> [Records for processing]:

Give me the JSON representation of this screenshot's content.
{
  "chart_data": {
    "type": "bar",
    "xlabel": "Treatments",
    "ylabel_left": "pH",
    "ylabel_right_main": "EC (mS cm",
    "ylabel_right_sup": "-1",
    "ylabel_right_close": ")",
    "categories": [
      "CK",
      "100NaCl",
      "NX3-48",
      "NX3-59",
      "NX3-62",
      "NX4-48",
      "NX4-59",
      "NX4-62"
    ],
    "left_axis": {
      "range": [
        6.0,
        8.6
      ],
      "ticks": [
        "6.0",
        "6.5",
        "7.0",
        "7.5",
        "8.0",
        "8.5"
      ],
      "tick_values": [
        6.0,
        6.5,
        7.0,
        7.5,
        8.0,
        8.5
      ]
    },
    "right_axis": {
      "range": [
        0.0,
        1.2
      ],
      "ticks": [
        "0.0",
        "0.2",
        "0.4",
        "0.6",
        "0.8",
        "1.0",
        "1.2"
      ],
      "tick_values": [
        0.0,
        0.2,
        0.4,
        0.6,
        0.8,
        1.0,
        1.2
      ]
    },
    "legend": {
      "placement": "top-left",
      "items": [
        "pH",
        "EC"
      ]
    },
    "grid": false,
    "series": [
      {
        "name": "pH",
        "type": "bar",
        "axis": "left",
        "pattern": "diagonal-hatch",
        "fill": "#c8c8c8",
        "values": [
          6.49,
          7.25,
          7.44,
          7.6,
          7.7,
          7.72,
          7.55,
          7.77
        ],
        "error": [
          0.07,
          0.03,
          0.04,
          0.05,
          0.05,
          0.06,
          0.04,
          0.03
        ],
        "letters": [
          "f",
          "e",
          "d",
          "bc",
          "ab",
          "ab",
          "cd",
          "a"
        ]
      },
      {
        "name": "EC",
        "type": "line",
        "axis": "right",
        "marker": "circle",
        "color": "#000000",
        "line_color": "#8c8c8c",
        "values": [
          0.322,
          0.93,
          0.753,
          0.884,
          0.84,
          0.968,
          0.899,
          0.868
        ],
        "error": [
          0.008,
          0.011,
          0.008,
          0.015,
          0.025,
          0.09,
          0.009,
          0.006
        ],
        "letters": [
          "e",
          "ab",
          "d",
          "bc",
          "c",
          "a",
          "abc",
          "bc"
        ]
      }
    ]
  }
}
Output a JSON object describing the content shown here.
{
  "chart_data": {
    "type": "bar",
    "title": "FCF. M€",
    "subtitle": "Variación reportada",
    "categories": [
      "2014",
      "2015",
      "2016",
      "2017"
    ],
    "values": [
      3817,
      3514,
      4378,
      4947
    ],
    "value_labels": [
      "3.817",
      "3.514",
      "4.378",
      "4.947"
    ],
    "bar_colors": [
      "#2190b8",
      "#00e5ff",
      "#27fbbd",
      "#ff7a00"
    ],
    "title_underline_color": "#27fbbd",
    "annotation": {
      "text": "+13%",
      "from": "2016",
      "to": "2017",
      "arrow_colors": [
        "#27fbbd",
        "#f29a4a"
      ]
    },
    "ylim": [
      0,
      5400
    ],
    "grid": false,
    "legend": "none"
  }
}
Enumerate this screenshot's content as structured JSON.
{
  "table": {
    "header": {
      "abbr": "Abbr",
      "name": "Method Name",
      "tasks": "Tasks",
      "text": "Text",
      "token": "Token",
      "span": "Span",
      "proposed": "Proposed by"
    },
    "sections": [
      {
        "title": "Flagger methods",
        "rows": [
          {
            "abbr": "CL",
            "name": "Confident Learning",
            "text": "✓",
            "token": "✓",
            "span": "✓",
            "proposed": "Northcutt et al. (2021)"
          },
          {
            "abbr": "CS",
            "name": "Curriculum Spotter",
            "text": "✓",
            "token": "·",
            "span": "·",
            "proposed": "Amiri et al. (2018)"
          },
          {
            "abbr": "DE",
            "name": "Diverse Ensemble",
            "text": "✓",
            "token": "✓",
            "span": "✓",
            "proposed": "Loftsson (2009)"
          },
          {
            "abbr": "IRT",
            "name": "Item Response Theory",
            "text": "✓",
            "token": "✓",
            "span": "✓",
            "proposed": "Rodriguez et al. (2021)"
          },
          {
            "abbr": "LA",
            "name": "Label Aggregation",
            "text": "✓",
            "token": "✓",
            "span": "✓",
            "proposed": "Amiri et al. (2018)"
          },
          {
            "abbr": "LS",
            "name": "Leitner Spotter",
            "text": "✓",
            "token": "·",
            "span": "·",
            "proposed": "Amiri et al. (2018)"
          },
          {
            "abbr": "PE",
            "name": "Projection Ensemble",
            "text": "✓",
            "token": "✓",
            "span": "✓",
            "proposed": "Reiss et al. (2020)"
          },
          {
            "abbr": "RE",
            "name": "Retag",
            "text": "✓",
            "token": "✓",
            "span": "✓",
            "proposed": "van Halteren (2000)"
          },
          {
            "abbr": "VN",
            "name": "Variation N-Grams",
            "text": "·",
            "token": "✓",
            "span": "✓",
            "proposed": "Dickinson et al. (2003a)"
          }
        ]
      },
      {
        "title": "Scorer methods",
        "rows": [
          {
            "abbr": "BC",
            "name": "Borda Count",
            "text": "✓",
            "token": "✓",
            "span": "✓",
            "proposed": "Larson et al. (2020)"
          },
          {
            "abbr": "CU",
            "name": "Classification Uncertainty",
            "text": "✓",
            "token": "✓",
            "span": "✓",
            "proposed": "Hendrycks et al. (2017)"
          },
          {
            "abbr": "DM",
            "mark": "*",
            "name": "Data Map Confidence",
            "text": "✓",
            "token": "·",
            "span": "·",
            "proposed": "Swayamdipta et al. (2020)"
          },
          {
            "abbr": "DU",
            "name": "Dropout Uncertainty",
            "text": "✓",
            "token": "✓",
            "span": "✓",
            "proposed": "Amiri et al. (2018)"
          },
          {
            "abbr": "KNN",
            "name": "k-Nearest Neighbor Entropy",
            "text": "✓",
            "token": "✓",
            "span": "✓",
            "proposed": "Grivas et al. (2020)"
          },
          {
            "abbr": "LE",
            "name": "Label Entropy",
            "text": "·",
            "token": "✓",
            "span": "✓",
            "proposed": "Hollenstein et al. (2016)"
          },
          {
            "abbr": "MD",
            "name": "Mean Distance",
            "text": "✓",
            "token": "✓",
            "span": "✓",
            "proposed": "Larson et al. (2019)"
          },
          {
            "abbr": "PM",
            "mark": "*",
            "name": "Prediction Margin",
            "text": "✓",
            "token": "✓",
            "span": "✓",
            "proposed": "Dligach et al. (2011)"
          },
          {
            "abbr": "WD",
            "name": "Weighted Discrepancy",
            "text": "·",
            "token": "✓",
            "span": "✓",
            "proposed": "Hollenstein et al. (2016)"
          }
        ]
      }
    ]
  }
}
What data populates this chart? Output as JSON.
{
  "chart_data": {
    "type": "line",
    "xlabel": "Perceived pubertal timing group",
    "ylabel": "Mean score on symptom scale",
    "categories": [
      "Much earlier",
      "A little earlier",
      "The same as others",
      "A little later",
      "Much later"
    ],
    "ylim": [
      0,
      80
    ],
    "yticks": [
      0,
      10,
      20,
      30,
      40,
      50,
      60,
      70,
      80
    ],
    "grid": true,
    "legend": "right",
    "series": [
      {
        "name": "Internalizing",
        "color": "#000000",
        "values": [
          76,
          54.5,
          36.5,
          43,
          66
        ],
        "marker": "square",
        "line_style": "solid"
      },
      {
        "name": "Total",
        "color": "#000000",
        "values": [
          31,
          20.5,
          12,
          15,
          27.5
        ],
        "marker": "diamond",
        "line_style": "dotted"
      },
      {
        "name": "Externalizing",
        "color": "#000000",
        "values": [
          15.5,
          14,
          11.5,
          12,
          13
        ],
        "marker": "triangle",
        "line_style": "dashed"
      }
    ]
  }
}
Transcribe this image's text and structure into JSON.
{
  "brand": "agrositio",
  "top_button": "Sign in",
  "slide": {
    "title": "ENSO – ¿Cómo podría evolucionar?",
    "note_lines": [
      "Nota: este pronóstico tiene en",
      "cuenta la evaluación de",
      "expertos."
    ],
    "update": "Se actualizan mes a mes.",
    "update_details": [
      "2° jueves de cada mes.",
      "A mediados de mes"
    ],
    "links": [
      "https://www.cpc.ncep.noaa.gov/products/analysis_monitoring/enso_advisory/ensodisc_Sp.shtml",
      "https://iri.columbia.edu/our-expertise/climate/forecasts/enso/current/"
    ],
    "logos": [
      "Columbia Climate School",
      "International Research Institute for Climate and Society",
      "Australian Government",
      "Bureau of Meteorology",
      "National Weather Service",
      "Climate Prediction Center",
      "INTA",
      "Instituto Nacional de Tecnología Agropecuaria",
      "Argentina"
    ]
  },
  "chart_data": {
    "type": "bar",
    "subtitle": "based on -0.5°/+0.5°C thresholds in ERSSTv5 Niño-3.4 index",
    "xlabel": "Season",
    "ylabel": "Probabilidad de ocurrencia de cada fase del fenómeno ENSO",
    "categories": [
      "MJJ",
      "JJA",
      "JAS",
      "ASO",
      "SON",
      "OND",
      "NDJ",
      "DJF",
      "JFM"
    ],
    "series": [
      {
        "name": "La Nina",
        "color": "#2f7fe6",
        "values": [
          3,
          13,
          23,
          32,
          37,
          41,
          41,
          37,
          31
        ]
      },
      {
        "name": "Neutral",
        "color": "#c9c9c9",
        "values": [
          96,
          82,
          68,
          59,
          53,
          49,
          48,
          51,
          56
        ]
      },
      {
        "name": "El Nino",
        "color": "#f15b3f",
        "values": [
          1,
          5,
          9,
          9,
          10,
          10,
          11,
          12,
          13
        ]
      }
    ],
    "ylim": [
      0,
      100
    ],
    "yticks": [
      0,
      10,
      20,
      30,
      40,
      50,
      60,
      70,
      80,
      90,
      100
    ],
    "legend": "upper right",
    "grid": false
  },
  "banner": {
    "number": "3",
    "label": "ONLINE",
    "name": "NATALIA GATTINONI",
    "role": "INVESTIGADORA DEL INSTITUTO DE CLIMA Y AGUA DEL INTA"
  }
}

> [What to work on]:
Point out every line holding the string "screenshot" and copy it.

> [Answer to this problem]:
Give me the JSON representation of this screenshot's content.
Enumerate this screenshot's content as structured JSON.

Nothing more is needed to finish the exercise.